## What this task involves
Every line containing the word "zwanzig" needs to be found and copied.

++++ Supplied records

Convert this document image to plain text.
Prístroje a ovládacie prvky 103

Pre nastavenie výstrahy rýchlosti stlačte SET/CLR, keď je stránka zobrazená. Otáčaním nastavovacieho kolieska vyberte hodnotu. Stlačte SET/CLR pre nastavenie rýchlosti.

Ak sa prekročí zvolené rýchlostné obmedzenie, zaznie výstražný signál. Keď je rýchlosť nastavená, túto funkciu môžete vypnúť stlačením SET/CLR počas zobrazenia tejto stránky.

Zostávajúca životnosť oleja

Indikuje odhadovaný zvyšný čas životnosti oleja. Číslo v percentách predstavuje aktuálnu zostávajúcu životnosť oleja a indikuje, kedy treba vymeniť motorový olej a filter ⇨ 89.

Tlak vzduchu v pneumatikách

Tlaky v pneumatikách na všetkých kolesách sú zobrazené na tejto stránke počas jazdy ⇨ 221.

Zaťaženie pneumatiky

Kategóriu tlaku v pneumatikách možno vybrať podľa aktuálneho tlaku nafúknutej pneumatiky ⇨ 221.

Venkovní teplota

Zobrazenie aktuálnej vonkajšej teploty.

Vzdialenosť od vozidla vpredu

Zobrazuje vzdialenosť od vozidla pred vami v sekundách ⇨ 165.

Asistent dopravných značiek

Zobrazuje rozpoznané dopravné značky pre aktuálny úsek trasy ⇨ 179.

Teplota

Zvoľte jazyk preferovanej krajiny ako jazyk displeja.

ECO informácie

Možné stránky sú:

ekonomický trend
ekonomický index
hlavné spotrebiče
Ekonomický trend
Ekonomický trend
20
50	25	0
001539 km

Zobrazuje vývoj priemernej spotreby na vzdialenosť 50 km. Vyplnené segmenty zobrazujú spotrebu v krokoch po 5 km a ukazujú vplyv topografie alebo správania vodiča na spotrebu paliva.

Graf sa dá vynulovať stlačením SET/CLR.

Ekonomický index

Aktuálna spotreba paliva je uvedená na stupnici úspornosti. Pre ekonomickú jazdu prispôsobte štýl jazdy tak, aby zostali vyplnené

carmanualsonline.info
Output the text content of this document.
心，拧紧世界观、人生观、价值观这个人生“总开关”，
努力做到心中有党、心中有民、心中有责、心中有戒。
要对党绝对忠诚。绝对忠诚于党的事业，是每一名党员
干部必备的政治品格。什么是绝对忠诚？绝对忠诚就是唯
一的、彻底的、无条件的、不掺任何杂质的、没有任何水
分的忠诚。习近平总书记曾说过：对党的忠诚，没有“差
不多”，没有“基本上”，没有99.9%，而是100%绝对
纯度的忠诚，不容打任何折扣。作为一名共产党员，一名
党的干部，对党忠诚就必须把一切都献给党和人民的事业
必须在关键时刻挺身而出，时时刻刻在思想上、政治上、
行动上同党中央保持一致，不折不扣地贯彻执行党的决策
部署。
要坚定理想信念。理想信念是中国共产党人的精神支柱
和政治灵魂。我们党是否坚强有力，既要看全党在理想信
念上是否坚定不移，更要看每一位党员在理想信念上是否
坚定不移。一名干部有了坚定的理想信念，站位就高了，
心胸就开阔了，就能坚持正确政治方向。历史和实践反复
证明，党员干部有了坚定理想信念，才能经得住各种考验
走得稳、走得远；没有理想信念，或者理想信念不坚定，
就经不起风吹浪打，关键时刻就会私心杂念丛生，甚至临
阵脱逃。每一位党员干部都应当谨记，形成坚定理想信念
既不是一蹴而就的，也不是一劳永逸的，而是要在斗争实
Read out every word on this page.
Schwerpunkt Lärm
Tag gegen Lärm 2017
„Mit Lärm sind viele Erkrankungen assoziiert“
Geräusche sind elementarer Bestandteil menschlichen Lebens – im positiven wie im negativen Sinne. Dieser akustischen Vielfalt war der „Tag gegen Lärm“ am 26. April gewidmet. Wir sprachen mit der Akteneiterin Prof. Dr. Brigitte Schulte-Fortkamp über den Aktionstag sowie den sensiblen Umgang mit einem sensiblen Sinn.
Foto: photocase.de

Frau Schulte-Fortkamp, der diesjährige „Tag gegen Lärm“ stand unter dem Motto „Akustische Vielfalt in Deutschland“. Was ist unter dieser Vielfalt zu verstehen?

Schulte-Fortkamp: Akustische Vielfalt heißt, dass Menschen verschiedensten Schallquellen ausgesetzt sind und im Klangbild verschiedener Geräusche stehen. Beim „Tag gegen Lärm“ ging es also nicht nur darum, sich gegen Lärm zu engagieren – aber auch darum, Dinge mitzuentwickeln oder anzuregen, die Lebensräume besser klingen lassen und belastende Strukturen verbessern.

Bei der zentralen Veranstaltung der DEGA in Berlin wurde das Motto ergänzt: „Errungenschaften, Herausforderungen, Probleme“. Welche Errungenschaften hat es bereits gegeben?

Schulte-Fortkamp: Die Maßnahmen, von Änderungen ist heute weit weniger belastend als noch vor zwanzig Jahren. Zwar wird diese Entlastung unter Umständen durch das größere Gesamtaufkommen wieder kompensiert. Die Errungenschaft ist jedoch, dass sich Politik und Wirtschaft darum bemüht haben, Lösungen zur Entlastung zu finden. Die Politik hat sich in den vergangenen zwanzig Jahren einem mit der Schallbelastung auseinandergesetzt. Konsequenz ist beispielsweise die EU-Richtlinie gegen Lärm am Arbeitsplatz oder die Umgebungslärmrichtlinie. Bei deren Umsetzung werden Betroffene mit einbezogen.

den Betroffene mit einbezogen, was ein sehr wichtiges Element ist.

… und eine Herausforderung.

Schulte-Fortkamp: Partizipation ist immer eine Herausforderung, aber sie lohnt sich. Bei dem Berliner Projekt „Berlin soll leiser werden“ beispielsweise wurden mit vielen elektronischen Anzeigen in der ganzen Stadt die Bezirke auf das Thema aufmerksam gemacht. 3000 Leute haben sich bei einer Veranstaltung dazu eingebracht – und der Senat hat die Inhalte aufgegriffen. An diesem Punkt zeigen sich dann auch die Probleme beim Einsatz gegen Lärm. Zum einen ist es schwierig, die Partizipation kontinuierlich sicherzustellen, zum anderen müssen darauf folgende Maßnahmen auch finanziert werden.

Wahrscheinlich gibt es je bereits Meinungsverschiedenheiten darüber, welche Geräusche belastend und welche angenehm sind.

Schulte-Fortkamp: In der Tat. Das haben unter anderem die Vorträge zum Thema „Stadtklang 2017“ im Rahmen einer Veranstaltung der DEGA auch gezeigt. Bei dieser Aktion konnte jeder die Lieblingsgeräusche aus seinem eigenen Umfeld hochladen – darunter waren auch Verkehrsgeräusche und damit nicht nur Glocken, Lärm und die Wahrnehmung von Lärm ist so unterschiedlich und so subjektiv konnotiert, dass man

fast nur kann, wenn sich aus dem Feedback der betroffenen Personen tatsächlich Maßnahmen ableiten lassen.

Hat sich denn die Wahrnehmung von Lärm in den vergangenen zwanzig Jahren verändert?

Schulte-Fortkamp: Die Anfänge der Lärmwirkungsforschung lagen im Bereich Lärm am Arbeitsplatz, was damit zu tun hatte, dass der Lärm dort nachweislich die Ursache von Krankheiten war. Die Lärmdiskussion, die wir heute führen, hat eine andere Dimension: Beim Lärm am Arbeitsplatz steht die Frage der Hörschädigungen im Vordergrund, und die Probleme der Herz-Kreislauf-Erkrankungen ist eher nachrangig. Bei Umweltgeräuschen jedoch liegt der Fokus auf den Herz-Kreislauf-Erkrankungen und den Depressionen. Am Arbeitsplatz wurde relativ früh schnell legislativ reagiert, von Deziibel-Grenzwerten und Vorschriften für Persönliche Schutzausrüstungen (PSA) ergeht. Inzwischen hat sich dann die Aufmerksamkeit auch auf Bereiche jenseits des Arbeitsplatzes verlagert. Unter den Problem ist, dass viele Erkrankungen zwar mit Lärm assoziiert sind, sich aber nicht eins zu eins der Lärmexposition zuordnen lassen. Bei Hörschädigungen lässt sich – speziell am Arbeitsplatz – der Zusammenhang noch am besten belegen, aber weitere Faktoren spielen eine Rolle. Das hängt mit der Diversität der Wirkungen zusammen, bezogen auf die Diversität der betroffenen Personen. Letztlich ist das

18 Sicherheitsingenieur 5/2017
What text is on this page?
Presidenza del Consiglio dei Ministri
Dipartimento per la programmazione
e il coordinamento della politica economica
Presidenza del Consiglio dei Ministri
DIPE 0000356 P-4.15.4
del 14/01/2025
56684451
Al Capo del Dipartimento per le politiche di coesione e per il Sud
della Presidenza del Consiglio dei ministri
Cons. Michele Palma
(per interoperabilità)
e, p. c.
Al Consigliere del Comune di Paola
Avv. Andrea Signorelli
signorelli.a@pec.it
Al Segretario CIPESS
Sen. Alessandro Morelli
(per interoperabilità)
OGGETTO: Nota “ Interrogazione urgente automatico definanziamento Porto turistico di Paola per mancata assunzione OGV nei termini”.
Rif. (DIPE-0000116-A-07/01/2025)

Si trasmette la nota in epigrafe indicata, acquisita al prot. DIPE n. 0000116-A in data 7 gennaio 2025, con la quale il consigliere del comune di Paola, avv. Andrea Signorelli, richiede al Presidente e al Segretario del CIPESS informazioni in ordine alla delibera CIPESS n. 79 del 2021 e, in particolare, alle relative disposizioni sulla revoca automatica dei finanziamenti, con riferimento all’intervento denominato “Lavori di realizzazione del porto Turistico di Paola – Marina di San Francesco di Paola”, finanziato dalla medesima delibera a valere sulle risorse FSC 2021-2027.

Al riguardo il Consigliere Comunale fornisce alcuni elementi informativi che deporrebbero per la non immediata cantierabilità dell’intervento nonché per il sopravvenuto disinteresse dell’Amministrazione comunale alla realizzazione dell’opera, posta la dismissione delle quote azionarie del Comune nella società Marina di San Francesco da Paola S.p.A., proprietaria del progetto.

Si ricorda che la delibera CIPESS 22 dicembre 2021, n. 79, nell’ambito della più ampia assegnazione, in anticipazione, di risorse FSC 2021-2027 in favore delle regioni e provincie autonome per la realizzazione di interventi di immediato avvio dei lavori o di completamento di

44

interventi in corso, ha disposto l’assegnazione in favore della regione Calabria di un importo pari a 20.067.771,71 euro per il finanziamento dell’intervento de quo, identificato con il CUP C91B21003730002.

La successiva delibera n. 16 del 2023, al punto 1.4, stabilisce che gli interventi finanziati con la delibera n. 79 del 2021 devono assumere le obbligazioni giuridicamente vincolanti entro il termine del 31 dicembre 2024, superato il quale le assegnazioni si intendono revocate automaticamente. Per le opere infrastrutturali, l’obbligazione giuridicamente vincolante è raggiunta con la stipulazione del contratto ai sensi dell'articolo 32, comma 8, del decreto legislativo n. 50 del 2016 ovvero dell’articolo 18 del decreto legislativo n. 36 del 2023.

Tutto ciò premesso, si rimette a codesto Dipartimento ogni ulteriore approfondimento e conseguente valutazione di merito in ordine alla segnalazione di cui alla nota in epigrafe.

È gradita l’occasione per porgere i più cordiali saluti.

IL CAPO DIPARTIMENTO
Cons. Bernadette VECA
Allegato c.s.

++++++++

## Worked answer
Schulte-Fortkamp: Die Maßnahmen, von Änderungen ist heute weit weniger belastend als noch vor zwanzig Jahren. Zwar wird diese Entlastung unter Umständen durch das größere Gesamtaufkommen wieder kompensiert. Die Errungenschaft ist jedoch, dass sich Politik und Wirtschaft darum bemüht haben, Lösungen zur Entlastung zu finden. Die Politik hat sich in den vergangenen zwanzig Jahren einem mit der Schallbelastung auseinandergesetzt. Konsequenz ist beispielsweise die EU-Richtlinie gegen Lärm am Arbeitsplatz oder die Umgebungslärmrichtlinie. Bei deren Umsetzung werden Betroffene mit einbezogen.
Hat sich denn die Wahrnehmung von Lärm in den vergangenen zwanzig Jahren verändert?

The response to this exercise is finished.